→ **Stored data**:

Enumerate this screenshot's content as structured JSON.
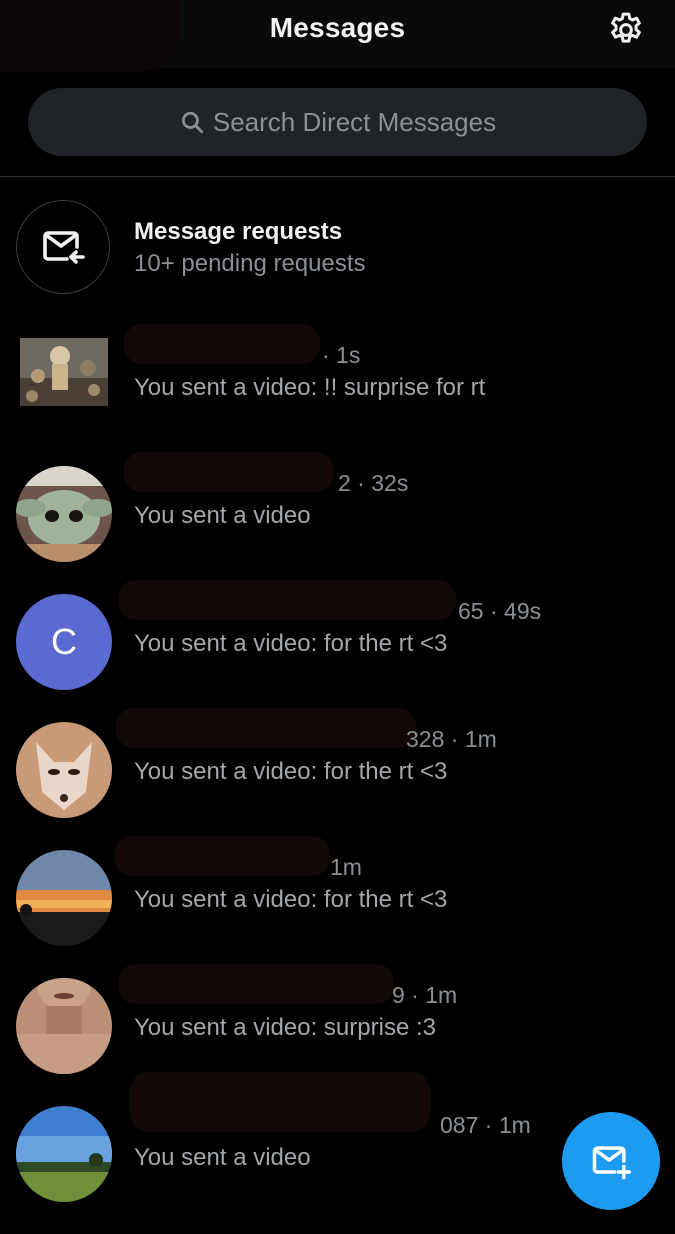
{
  "header": {
    "title": "Messages",
    "settings_icon": "gear-icon"
  },
  "search": {
    "placeholder": "Search Direct Messages",
    "icon": "search-icon"
  },
  "requests": {
    "title": "Message requests",
    "subtitle": "10+ pending requests",
    "icon": "mail-incoming-icon"
  },
  "conversations": [
    {
      "meta": "· 1s",
      "preview": "You sent a video: !! surprise for rt"
    },
    {
      "meta": "2 · 32s",
      "preview": "You sent a video"
    },
    {
      "meta": "65 · 49s",
      "preview": "You sent a video: for the rt <3",
      "avatar_letter": "C"
    },
    {
      "meta": "328 · 1m",
      "preview": "You sent a video: for the rt <3"
    },
    {
      "meta": "1m",
      "preview": "You sent a video: for the rt <3"
    },
    {
      "meta": "9 · 1m",
      "preview": "You sent a video: surprise :3"
    },
    {
      "meta": "087 · 1m",
      "preview": "You sent a video"
    }
  ],
  "fab": {
    "icon": "new-message-icon"
  },
  "colors": {
    "background": "#000000",
    "accent": "#1d9bf0",
    "search_bg": "#202327",
    "secondary_text": "#8b9096",
    "avatar_c": "#5b6ad0"
  }
}
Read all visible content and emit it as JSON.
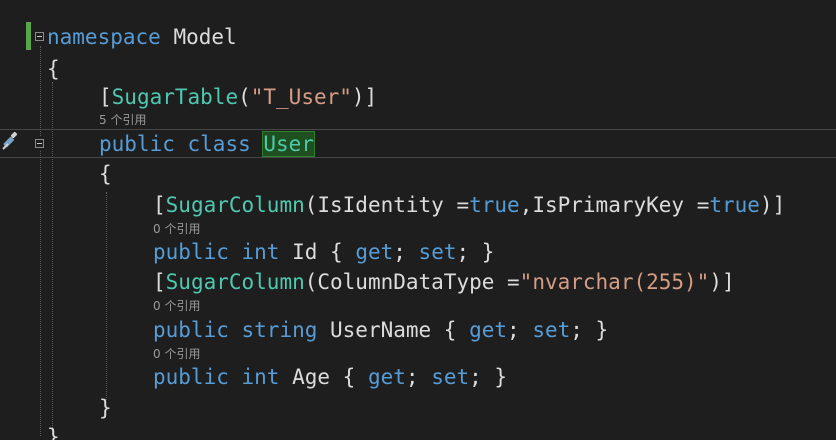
{
  "code": {
    "l1_kw": "namespace",
    "l1_name": " Model",
    "l2": "{",
    "l3_open": "[",
    "l3_attr": "SugarTable",
    "l3_p1": "(",
    "l3_str": "\"T_User\"",
    "l3_p2": ")]",
    "lens1": "5 个引用",
    "l4_kw1": "public",
    "l4_kw2": "class",
    "l4_name": "User",
    "l5": "{",
    "l6_open": "[",
    "l6_attr": "SugarColumn",
    "l6_a": "(IsIdentity =",
    "l6_true1": "true",
    "l6_b": ",IsPrimaryKey =",
    "l6_true2": "true",
    "l6_c": ")]",
    "lens2": "0 个引用",
    "l7_public": "public",
    "l7_int": "int",
    "l7_name": " Id { ",
    "l7_get": "get",
    "l7_sep": "; ",
    "l7_set": "set",
    "l7_end": "; }",
    "l8_open": "[",
    "l8_attr": "SugarColumn",
    "l8_a": "(ColumnDataType =",
    "l8_str": "\"nvarchar(255)\"",
    "l8_end": ")]",
    "lens3": "0 个引用",
    "l9_public": "public",
    "l9_string": "string",
    "l9_name": " UserName { ",
    "l9_get": "get",
    "l9_sep": "; ",
    "l9_set": "set",
    "l9_end": "; }",
    "lens4": "0 个引用",
    "l10_public": "public",
    "l10_int": "int",
    "l10_name": " Age { ",
    "l10_get": "get",
    "l10_sep": "; ",
    "l10_set": "set",
    "l10_end": "; }",
    "l11": "}",
    "l12": "}"
  },
  "colors": {
    "keyword": "#569cd6",
    "type": "#4ec9b0",
    "string": "#d69d85",
    "text": "#dcdcdc",
    "codelens": "#999999",
    "background": "#1e1e1e"
  },
  "icons": [
    "collapse-icon",
    "quick-action-brush-icon"
  ]
}
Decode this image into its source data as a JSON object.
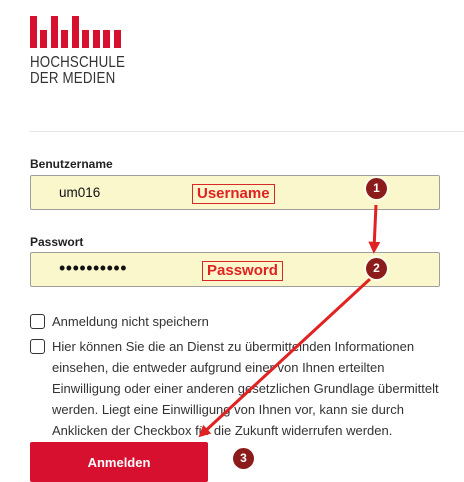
{
  "logo": {
    "line1": "HOCHSCHULE",
    "line2": "DER MEDIEN",
    "brand_color": "#d8102f"
  },
  "form": {
    "username_label": "Benutzername",
    "username_value": "um016",
    "password_label": "Passwort",
    "password_value": "••••••••••",
    "input_background": "#fbf7cc",
    "no_save_label": "Anmeldung nicht speichern",
    "consent_text": "Hier können Sie die an Dienst zu übermittelnden Informationen einsehen, die entweder aufgrund einer von Ihnen erteilten Einwilligung oder einer anderen gesetzlichen Grundlage übermittelt werden. Liegt eine Einwilligung von Ihnen vor, kann sie durch Anklicken der Checkbox für die Zukunft widerrufen werden.",
    "submit_label": "Anmelden"
  },
  "annotations": {
    "username_tag": "Username",
    "password_tag": "Password",
    "step1": "1",
    "step2": "2",
    "step3": "3",
    "color": "#d92828"
  }
}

→ **Exercise brief**:
Reproduce each line holding the word "surprise".

→ **Result of this exercise**:
      "preview": "You sent a video: !! surprise for rt"
      "preview": "You sent a video: surprise :3"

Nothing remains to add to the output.